TASK DETAILS — Can you output the material exactly as written, minus any pictures it holds?

[Raw records]
┌──

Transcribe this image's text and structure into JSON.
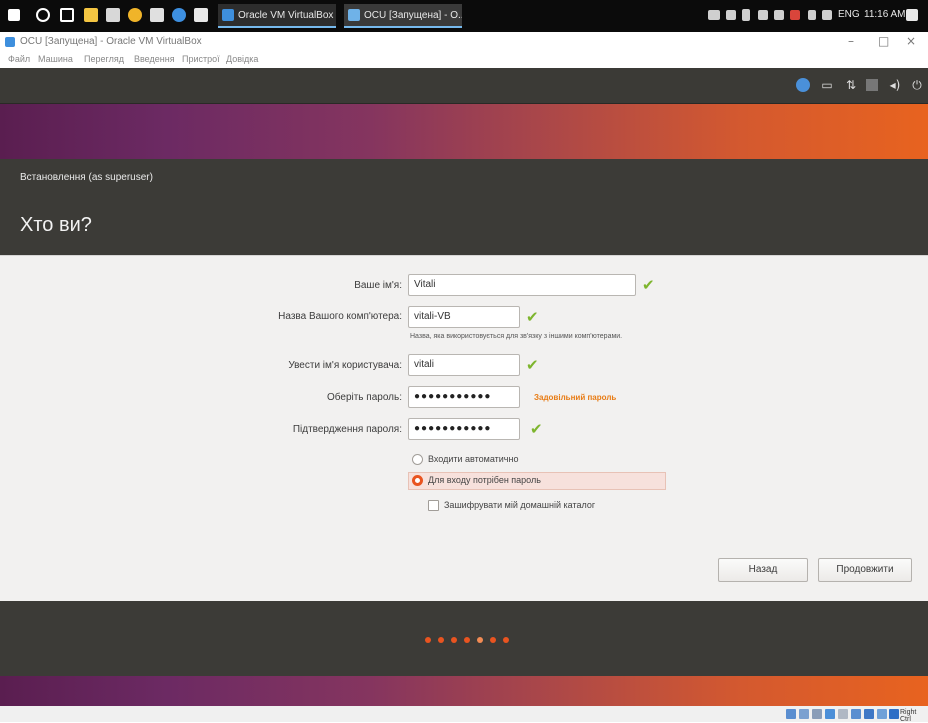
{
  "taskbar": {
    "tasks": [
      {
        "label": "Oracle VM VirtualBox ..."
      },
      {
        "label": "OCU [Запущена] - O..."
      }
    ],
    "tray": {
      "language": "ENG",
      "time": "11:16 AM"
    }
  },
  "vbox_window": {
    "title": "OCU [Запущена] - Oracle VM VirtualBox",
    "menu": [
      "Файл",
      "Машина",
      "Перегляд",
      "Введення",
      "Пристрої",
      "Довідка"
    ],
    "host_key": "Right Ctrl"
  },
  "installer": {
    "window_title": "Встановлення (as superuser)",
    "heading": "Хто ви?",
    "fields": {
      "name": {
        "label": "Ваше ім'я:",
        "value": "Vitali"
      },
      "computer": {
        "label": "Назва Вашого комп'ютера:",
        "value": "vitali-VB",
        "hint": "Назва, яка використовується для зв'язку з іншими комп'ютерами."
      },
      "username": {
        "label": "Увести ім'я користувача:",
        "value": "vitali"
      },
      "password": {
        "label": "Оберіть пароль:",
        "value": "●●●●●●●●●●●",
        "strength": "Задовільний пароль"
      },
      "confirm": {
        "label": "Підтвердження пароля:",
        "value": "●●●●●●●●●●●"
      }
    },
    "options": {
      "auto_login": "Входити автоматично",
      "require_password": "Для входу потрібен пароль",
      "encrypt_home": "Зашифрувати мій домашній каталог"
    },
    "buttons": {
      "back": "Назад",
      "continue": "Продовжити"
    },
    "progress": {
      "dots": 7,
      "current": 5
    }
  },
  "colors": {
    "accent": "#e95420",
    "check": "#7eb52e",
    "header_bg": "#3c3b37"
  }
}
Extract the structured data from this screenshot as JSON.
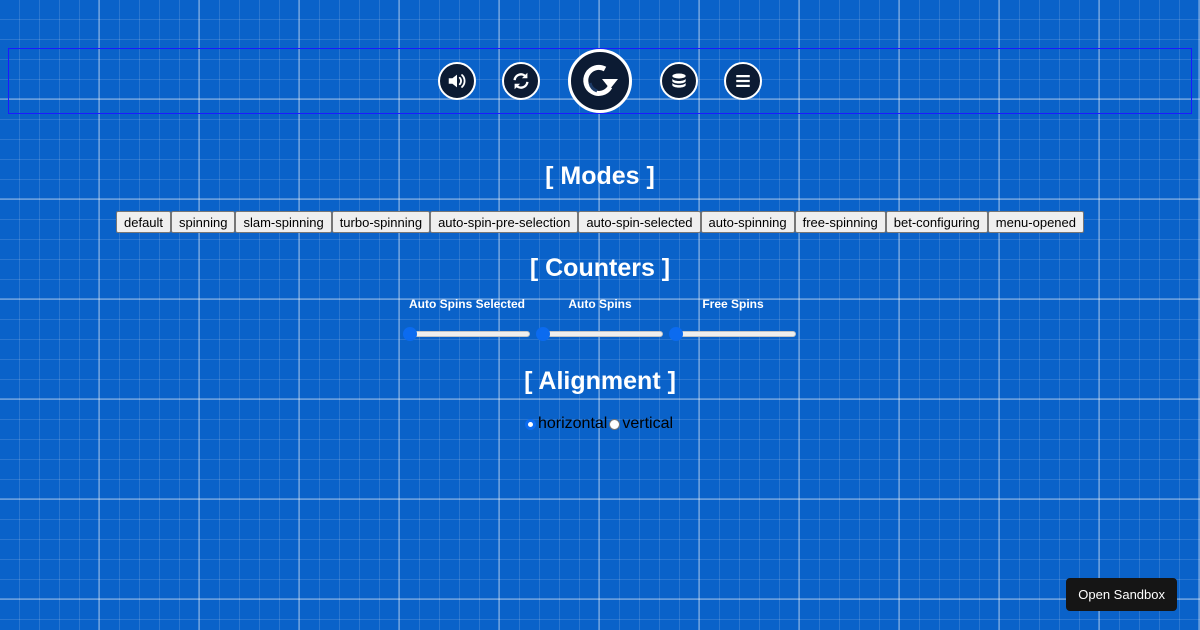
{
  "control_bar": {
    "buttons": [
      {
        "icon": "speaker-icon"
      },
      {
        "icon": "refresh-icon"
      },
      {
        "icon": "spin-icon"
      },
      {
        "icon": "coins-icon"
      },
      {
        "icon": "menu-icon"
      }
    ]
  },
  "modes": {
    "title": "[ Modes ]",
    "buttons": [
      "default",
      "spinning",
      "slam-spinning",
      "turbo-spinning",
      "auto-spin-pre-selection",
      "auto-spin-selected",
      "auto-spinning",
      "free-spinning",
      "bet-configuring",
      "menu-opened"
    ]
  },
  "counters": {
    "title": "[ Counters ]",
    "sliders": [
      {
        "label": "Auto Spins Selected",
        "value": 0
      },
      {
        "label": "Auto Spins",
        "value": 0
      },
      {
        "label": "Free Spins",
        "value": 0
      }
    ]
  },
  "alignment": {
    "title": "[ Alignment ]",
    "options": [
      {
        "label": "horizontal",
        "selected": true
      },
      {
        "label": "vertical",
        "selected": false
      }
    ]
  },
  "sandbox": {
    "label": "Open Sandbox"
  },
  "colors": {
    "background": "#0a62c9",
    "control_button_bg": "#0c1b33",
    "accent": "#0b6bf0",
    "sandbox_button_bg": "#151515"
  }
}
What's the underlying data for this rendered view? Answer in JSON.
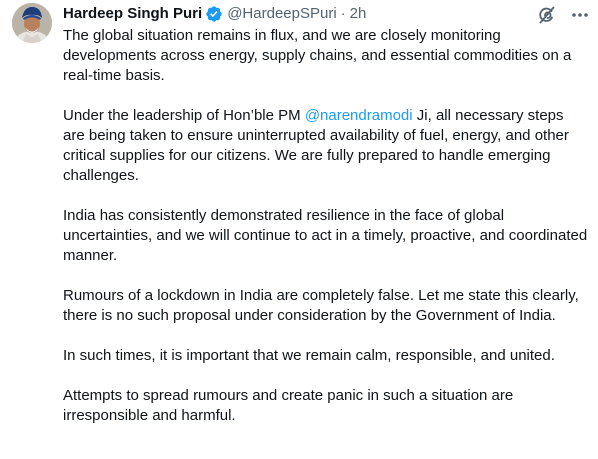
{
  "author": {
    "name": "Hardeep Singh Puri",
    "handle": "@HardeepSPuri",
    "separator": "·",
    "time": "2h",
    "verified_color": "#1d9bf0"
  },
  "icons": [
    "grok-icon",
    "more-icon"
  ],
  "tweet": {
    "p1": "The global situation remains in flux, and we are closely monitoring developments across energy, supply chains, and essential commodities on a real-time basis.",
    "p2_before": "Under the leadership of Hon’ble PM ",
    "p2_mention": "@narendramodi",
    "p2_after": " Ji, all necessary steps are being taken to ensure uninterrupted availability of fuel, energy, and other critical supplies for our citizens. We are fully prepared to handle emerging challenges.",
    "p3": "India has consistently demonstrated resilience in the face of global uncertainties, and we will continue to act in a timely, proactive, and coordinated manner.",
    "p4": "Rumours of a lockdown in India are completely false. Let me state this clearly, there is no such proposal under consideration by the Government of India.",
    "p5": "In such times, it is important that we remain calm, responsible, and united.",
    "p6": "Attempts to spread rumours and create panic in such a situation are irresponsible and harmful."
  }
}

└──

IN RESPONSE —
Transcribe this image's text and structure into JSON.
{
  "taskbar": {
    "tasks": [
      {
        "label": "Oracle VM VirtualBox ..."
      },
      {
        "label": "OCU [Запущена] - O..."
      }
    ],
    "tray": {
      "language": "ENG",
      "time": "11:16 AM"
    }
  },
  "vbox_window": {
    "title": "OCU [Запущена] - Oracle VM VirtualBox",
    "menu": [
      "Файл",
      "Машина",
      "Перегляд",
      "Введення",
      "Пристрої",
      "Довідка"
    ],
    "host_key": "Right Ctrl"
  },
  "installer": {
    "window_title": "Встановлення (as superuser)",
    "heading": "Хто ви?",
    "fields": {
      "name": {
        "label": "Ваше ім'я:",
        "value": "Vitali"
      },
      "computer": {
        "label": "Назва Вашого комп'ютера:",
        "value": "vitali-VB",
        "hint": "Назва, яка використовується для зв'язку з іншими комп'ютерами."
      },
      "username": {
        "label": "Увести ім'я користувача:",
        "value": "vitali"
      },
      "password": {
        "label": "Оберіть пароль:",
        "value": "●●●●●●●●●●●",
        "strength": "Задовільний пароль"
      },
      "confirm": {
        "label": "Підтвердження пароля:",
        "value": "●●●●●●●●●●●"
      }
    },
    "options": {
      "auto_login": "Входити автоматично",
      "require_password": "Для входу потрібен пароль",
      "encrypt_home": "Зашифрувати мій домашній каталог"
    },
    "buttons": {
      "back": "Назад",
      "continue": "Продовжити"
    },
    "progress": {
      "dots": 7,
      "current": 5
    }
  },
  "colors": {
    "accent": "#e95420",
    "check": "#7eb52e",
    "header_bg": "#3c3b37"
  }
}
Extract the structured data from this screenshot as JSON.
{
  "control_bar": {
    "buttons": [
      {
        "icon": "speaker-icon"
      },
      {
        "icon": "refresh-icon"
      },
      {
        "icon": "spin-icon"
      },
      {
        "icon": "coins-icon"
      },
      {
        "icon": "menu-icon"
      }
    ]
  },
  "modes": {
    "title": "[ Modes ]",
    "buttons": [
      "default",
      "spinning",
      "slam-spinning",
      "turbo-spinning",
      "auto-spin-pre-selection",
      "auto-spin-selected",
      "auto-spinning",
      "free-spinning",
      "bet-configuring",
      "menu-opened"
    ]
  },
  "counters": {
    "title": "[ Counters ]",
    "sliders": [
      {
        "label": "Auto Spins Selected",
        "value": 0
      },
      {
        "label": "Auto Spins",
        "value": 0
      },
      {
        "label": "Free Spins",
        "value": 0
      }
    ]
  },
  "alignment": {
    "title": "[ Alignment ]",
    "options": [
      {
        "label": "horizontal",
        "selected": true
      },
      {
        "label": "vertical",
        "selected": false
      }
    ]
  },
  "sandbox": {
    "label": "Open Sandbox"
  },
  "colors": {
    "background": "#0a62c9",
    "control_button_bg": "#0c1b33",
    "accent": "#0b6bf0",
    "sandbox_button_bg": "#151515"
  }
}
What's the underlying data for this rendered view? Answer in JSON.
{
  "author": {
    "name": "Hardeep Singh Puri",
    "handle": "@HardeepSPuri",
    "separator": "·",
    "time": "2h",
    "verified_color": "#1d9bf0"
  },
  "icons": [
    "grok-icon",
    "more-icon"
  ],
  "tweet": {
    "p1": "The global situation remains in flux, and we are closely monitoring developments across energy, supply chains, and essential commodities on a real-time basis.",
    "p2_before": "Under the leadership of Hon’ble PM ",
    "p2_mention": "@narendramodi",
    "p2_after": " Ji, all necessary steps are being taken to ensure uninterrupted availability of fuel, energy, and other critical supplies for our citizens. We are fully prepared to handle emerging challenges.",
    "p3": "India has consistently demonstrated resilience in the face of global uncertainties, and we will continue to act in a timely, proactive, and coordinated manner.",
    "p4": "Rumours of a lockdown in India are completely false. Let me state this clearly, there is no such proposal under consideration by the Government of India.",
    "p5": "In such times, it is important that we remain calm, responsible, and united.",
    "p6": "Attempts to spread rumours and create panic in such a situation are irresponsible and harmful."
  }
}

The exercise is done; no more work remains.